INSTRUCTION ▸ Print the lines from the very first one through the line holding "sidebar-item-basic-check[interactable]: 基础检查 <box>87", inclusive, with each one unchanged.

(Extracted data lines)
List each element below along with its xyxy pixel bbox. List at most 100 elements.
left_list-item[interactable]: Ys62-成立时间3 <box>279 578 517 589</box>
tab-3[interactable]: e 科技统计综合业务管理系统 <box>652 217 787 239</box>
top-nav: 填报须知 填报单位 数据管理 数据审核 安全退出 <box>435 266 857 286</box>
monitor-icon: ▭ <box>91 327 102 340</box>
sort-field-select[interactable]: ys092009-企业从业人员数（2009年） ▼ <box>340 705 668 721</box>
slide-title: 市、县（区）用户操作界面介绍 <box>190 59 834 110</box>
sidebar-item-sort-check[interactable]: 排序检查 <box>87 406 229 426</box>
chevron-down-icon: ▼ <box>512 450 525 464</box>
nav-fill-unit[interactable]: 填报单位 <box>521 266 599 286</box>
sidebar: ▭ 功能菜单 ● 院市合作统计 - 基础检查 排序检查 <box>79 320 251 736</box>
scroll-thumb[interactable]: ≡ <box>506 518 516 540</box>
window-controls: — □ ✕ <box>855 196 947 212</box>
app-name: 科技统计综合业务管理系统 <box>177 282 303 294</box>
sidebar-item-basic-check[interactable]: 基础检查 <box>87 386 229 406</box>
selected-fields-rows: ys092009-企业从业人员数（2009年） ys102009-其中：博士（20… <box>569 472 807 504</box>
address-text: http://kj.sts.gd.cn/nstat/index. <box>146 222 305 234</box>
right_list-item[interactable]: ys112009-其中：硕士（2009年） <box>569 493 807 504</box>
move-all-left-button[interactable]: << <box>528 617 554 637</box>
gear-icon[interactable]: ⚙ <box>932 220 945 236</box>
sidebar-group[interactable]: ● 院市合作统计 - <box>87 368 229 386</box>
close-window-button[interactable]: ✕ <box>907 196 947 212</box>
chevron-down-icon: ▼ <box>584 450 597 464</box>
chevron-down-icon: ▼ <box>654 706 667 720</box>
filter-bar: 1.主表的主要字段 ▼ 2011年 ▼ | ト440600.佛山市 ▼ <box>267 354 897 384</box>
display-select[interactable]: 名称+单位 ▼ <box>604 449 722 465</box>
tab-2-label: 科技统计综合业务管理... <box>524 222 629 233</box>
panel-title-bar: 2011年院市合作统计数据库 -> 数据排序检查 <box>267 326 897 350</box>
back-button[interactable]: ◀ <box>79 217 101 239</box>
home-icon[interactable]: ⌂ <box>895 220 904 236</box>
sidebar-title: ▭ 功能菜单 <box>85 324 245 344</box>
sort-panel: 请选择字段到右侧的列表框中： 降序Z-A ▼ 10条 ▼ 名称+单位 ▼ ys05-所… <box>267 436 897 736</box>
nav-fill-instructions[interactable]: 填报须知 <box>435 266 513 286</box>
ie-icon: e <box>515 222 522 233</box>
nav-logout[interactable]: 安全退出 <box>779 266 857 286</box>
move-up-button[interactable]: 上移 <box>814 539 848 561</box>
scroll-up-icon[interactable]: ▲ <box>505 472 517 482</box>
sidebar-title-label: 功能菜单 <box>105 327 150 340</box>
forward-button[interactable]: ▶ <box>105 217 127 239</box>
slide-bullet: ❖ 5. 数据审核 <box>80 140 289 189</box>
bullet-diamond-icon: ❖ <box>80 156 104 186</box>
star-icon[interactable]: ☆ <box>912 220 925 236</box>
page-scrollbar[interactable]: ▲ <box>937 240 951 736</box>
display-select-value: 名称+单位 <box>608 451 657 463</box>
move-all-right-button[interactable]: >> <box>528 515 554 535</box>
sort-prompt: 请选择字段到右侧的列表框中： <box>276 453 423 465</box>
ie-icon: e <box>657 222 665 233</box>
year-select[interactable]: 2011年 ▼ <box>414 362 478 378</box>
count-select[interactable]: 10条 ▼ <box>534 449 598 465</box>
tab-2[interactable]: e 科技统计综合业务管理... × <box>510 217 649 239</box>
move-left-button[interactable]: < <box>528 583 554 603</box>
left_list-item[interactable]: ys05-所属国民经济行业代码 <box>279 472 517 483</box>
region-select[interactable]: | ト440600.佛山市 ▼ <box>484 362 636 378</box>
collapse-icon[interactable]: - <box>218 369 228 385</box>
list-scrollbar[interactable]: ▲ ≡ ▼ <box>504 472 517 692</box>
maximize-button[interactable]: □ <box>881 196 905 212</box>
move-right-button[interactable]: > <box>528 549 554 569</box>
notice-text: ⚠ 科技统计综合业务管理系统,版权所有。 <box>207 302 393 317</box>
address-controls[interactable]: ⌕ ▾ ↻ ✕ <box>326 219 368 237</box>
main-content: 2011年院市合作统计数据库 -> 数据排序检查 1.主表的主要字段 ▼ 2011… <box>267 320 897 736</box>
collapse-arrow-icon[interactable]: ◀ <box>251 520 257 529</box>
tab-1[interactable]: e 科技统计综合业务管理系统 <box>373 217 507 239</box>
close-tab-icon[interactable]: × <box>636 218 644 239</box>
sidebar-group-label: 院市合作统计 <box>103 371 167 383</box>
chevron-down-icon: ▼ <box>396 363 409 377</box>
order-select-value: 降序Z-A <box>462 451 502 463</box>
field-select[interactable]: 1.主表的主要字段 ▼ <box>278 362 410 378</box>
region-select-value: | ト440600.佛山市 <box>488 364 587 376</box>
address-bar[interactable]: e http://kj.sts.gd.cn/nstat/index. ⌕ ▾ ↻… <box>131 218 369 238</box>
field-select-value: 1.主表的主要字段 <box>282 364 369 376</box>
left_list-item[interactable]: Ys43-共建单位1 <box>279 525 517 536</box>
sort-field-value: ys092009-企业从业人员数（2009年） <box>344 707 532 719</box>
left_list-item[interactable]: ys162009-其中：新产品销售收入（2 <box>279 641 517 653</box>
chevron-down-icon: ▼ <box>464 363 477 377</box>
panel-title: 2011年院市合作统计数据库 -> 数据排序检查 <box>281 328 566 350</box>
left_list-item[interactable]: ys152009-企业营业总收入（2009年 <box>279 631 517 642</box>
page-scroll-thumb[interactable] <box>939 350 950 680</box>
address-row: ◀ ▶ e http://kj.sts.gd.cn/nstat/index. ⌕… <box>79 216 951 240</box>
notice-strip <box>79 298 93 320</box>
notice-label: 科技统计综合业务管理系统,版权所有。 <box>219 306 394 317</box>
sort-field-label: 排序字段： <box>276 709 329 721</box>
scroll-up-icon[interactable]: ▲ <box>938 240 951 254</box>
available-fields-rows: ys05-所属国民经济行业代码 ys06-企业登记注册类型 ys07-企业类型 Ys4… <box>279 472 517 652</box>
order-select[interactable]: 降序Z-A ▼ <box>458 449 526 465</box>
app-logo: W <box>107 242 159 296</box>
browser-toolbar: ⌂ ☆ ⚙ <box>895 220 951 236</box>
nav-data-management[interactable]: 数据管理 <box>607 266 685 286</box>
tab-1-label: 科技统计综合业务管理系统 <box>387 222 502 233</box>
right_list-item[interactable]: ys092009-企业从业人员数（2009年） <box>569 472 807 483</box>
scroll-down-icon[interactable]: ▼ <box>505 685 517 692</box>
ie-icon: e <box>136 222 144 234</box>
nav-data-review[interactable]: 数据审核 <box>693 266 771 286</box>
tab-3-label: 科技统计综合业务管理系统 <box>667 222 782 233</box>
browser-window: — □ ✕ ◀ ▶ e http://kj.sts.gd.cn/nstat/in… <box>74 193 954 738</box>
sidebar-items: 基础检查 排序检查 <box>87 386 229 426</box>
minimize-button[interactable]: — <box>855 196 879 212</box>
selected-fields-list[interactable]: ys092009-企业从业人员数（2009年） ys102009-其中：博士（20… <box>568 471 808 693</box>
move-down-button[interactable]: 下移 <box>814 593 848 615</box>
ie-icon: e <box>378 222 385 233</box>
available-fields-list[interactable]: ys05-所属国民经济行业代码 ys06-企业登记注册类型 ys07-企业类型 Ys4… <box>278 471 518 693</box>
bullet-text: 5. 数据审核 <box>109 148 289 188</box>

ANSWER TO THIS EXERCISE ▸
List each element below along with its xyxy pixel bbox. List at most 100 elements.
left_list-item[interactable]: Ys62-成立时间3 <box>279 578 517 589</box>
tab-3[interactable]: e 科技统计综合业务管理系统 <box>652 217 787 239</box>
top-nav: 填报须知 填报单位 数据管理 数据审核 安全退出 <box>435 266 857 286</box>
monitor-icon: ▭ <box>91 327 102 340</box>
sort-field-select[interactable]: ys092009-企业从业人员数（2009年） ▼ <box>340 705 668 721</box>
slide-title: 市、县（区）用户操作界面介绍 <box>190 59 834 110</box>
sidebar-item-sort-check[interactable]: 排序检查 <box>87 406 229 426</box>
chevron-down-icon: ▼ <box>512 450 525 464</box>
nav-fill-unit[interactable]: 填报单位 <box>521 266 599 286</box>
sidebar: ▭ 功能菜单 ● 院市合作统计 - 基础检查 排序检查 <box>79 320 251 736</box>
scroll-thumb[interactable]: ≡ <box>506 518 516 540</box>
window-controls: — □ ✕ <box>855 196 947 212</box>
app-name: 科技统计综合业务管理系统 <box>177 282 303 294</box>
sidebar-item-basic-check[interactable]: 基础检查 <box>87 386 229 406</box>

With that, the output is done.